Stored records
========================================

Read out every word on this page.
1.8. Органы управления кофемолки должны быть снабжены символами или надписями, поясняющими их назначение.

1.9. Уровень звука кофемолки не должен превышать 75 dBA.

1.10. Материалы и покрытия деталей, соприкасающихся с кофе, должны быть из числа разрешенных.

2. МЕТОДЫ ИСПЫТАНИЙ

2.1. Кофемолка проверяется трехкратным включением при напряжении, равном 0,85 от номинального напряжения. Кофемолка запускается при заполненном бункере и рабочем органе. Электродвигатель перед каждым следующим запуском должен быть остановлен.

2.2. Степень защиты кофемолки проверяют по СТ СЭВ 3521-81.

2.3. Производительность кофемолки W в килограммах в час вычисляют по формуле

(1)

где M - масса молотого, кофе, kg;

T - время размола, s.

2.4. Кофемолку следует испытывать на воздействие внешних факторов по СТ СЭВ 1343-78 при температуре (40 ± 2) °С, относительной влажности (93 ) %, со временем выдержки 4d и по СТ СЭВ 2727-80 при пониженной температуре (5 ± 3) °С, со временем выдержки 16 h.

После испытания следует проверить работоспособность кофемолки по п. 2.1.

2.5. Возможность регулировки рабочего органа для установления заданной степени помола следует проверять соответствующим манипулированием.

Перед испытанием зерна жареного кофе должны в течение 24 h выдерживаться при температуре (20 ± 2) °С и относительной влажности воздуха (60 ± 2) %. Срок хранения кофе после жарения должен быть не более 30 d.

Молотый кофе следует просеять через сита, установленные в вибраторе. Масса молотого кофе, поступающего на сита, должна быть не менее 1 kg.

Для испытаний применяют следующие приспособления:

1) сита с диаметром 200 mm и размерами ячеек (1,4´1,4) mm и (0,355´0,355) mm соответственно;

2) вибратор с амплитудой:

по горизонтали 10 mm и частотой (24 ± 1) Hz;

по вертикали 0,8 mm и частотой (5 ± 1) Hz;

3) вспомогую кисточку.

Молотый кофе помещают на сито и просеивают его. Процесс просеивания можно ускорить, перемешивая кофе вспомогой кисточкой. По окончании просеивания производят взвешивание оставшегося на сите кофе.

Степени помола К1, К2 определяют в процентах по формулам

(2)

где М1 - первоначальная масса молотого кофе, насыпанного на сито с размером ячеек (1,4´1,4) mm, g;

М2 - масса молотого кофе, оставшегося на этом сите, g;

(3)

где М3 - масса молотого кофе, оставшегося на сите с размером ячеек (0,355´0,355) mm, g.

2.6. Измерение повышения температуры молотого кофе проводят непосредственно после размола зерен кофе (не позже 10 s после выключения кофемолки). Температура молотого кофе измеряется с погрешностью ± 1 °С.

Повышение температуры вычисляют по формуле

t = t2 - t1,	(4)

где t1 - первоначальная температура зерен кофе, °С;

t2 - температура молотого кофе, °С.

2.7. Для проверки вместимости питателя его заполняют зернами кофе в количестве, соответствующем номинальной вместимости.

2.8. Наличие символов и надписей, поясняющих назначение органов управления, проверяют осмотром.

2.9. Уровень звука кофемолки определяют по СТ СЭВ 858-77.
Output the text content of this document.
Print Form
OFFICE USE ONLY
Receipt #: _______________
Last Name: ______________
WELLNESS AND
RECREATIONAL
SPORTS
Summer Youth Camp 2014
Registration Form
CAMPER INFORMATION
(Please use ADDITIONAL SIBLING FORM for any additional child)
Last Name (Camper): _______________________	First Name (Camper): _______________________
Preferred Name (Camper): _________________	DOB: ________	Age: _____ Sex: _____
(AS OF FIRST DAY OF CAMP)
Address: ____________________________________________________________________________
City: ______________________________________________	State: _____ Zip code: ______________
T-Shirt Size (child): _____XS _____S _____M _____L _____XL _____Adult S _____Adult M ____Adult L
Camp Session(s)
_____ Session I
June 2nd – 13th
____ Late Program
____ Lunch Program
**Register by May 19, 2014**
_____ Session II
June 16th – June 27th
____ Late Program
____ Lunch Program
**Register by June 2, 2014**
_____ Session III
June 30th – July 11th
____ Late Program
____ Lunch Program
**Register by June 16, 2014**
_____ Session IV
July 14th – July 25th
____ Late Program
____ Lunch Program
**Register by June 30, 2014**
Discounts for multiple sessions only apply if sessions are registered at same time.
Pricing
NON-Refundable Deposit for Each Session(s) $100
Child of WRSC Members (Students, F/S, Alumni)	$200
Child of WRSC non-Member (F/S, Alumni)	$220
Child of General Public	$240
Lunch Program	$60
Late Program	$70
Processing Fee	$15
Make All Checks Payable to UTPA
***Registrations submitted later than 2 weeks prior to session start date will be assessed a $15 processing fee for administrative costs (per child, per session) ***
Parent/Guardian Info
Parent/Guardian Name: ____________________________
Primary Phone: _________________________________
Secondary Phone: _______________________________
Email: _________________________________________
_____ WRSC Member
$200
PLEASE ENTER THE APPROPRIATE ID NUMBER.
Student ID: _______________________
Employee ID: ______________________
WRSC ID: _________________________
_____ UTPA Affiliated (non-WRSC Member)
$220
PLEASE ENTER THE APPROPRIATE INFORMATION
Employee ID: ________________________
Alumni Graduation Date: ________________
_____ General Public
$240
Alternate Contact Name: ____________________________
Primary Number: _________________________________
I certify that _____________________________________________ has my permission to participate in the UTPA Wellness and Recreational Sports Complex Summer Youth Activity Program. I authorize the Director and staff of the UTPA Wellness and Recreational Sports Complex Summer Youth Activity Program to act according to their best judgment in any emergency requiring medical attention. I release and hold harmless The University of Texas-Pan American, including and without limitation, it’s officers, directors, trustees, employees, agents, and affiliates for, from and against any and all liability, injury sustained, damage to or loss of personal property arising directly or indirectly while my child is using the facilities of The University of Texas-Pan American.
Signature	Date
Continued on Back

========================================

◆ **Exercise details**
Without omitting anything, output the entries exactly.

◆ **Task answer**
Read out every word on this page.
1.8. Органы управления кофемолки должны быть снабжены символами или надписями, поясняющими их назначение.

1.9. Уровень звука кофемолки не должен превышать 75 dBA.

1.10. Материалы и покрытия деталей, соприкасающихся с кофе, должны быть из числа разрешенных.

2. МЕТОДЫ ИСПЫТАНИЙ

2.1. Кофемолка проверяется трехкратным включением при напряжении, равном 0,85 от номинального напряжения. Кофемолка запускается при заполненном бункере и рабочем органе. Электродвигатель перед каждым следующим запуском должен быть остановлен.

2.2. Степень защиты кофемолки проверяют по СТ СЭВ 3521-81.

2.3. Производительность кофемолки W в килограммах в час вычисляют по формуле

(1)

где M - масса молотого, кофе, kg;

T - время размола, s.

2.4. Кофемолку следует испытывать на воздействие внешних факторов по СТ СЭВ 1343-78 при температуре (40 ± 2) °С, относительной влажности (93 ) %, со временем выдержки 4d и по СТ СЭВ 2727-80 при пониженной температуре (5 ± 3) °С, со временем выдержки 16 h.

После испытания следует проверить работоспособность кофемолки по п. 2.1.

2.5. Возможность регулировки рабочего органа для установления заданной степени помола следует проверять соответствующим манипулированием.

Перед испытанием зерна жареного кофе должны в течение 24 h выдерживаться при температуре (20 ± 2) °С и относительной влажности воздуха (60 ± 2) %. Срок хранения кофе после жарения должен быть не более 30 d.

Молотый кофе следует просеять через сита, установленные в вибраторе. Масса молотого кофе, поступающего на сита, должна быть не менее 1 kg.

Для испытаний применяют следующие приспособления:

1) сита с диаметром 200 mm и размерами ячеек (1,4´1,4) mm и (0,355´0,355) mm соответственно;

2) вибратор с амплитудой:

по горизонтали 10 mm и частотой (24 ± 1) Hz;

по вертикали 0,8 mm и частотой (5 ± 1) Hz;

3) вспомогую кисточку.

Молотый кофе помещают на сито и просеивают его. Процесс просеивания можно ускорить, перемешивая кофе вспомогой кисточкой. По окончании просеивания производят взвешивание оставшегося на сите кофе.

Степени помола К1, К2 определяют в процентах по формулам

(2)

где М1 - первоначальная масса молотого кофе, насыпанного на сито с размером ячеек (1,4´1,4) mm, g;

М2 - масса молотого кофе, оставшегося на этом сите, g;

(3)

где М3 - масса молотого кофе, оставшегося на сите с размером ячеек (0,355´0,355) mm, g.

2.6. Измерение повышения температуры молотого кофе проводят непосредственно после размола зерен кофе (не позже 10 s после выключения кофемолки). Температура молотого кофе измеряется с погрешностью ± 1 °С.

Повышение температуры вычисляют по формуле

t = t2 - t1,	(4)

где t1 - первоначальная температура зерен кофе, °С;

t2 - температура молотого кофе, °С.

2.7. Для проверки вместимости питателя его заполняют зернами кофе в количестве, соответствующем номинальной вместимости.

2.8. Наличие символов и надписей, поясняющих назначение органов управления, проверяют осмотром.

2.9. Уровень звука кофемолки определяют по СТ СЭВ 858-77.
Output the text content of this document.
Print Form
OFFICE USE ONLY
Receipt #: _______________
Last Name: ______________
WELLNESS AND
RECREATIONAL
SPORTS
Summer Youth Camp 2014
Registration Form
CAMPER INFORMATION
(Please use ADDITIONAL SIBLING FORM for any additional child)
Last Name (Camper): _______________________	First Name (Camper): _______________________
Preferred Name (Camper): _________________	DOB: ________	Age: _____ Sex: _____
(AS OF FIRST DAY OF CAMP)
Address: ____________________________________________________________________________
City: ______________________________________________	State: _____ Zip code: ______________
T-Shirt Size (child): _____XS _____S _____M _____L _____XL _____Adult S _____Adult M ____Adult L
Camp Session(s)
_____ Session I
June 2nd – 13th
____ Late Program
____ Lunch Program
**Register by May 19, 2014**
_____ Session II
June 16th – June 27th
____ Late Program
____ Lunch Program
**Register by June 2, 2014**
_____ Session III
June 30th – July 11th
____ Late Program
____ Lunch Program
**Register by June 16, 2014**
_____ Session IV
July 14th – July 25th
____ Late Program
____ Lunch Program
**Register by June 30, 2014**
Discounts for multiple sessions only apply if sessions are registered at same time.
Pricing
NON-Refundable Deposit for Each Session(s) $100
Child of WRSC Members (Students, F/S, Alumni)	$200
Child of WRSC non-Member (F/S, Alumni)	$220
Child of General Public	$240
Lunch Program	$60
Late Program	$70
Processing Fee	$15
Make All Checks Payable to UTPA
***Registrations submitted later than 2 weeks prior to session start date will be assessed a $15 processing fee for administrative costs (per child, per session) ***
Parent/Guardian Info
Parent/Guardian Name: ____________________________
Primary Phone: _________________________________
Secondary Phone: _______________________________
Email: _________________________________________
_____ WRSC Member
$200
PLEASE ENTER THE APPROPRIATE ID NUMBER.
Student ID: _______________________
Employee ID: ______________________
WRSC ID: _________________________
_____ UTPA Affiliated (non-WRSC Member)
$220
PLEASE ENTER THE APPROPRIATE INFORMATION
Employee ID: ________________________
Alumni Graduation Date: ________________
_____ General Public
$240
Alternate Contact Name: ____________________________
Primary Number: _________________________________
I certify that _____________________________________________ has my permission to participate in the UTPA Wellness and Recreational Sports Complex Summer Youth Activity Program. I authorize the Director and staff of the UTPA Wellness and Recreational Sports Complex Summer Youth Activity Program to act according to their best judgment in any emergency requiring medical attention. I release and hold harmless The University of Texas-Pan American, including and without limitation, it’s officers, directors, trustees, employees, agents, and affiliates for, from and against any and all liability, injury sustained, damage to or loss of personal property arising directly or indirectly while my child is using the facilities of The University of Texas-Pan American.
Signature	Date
Continued on Back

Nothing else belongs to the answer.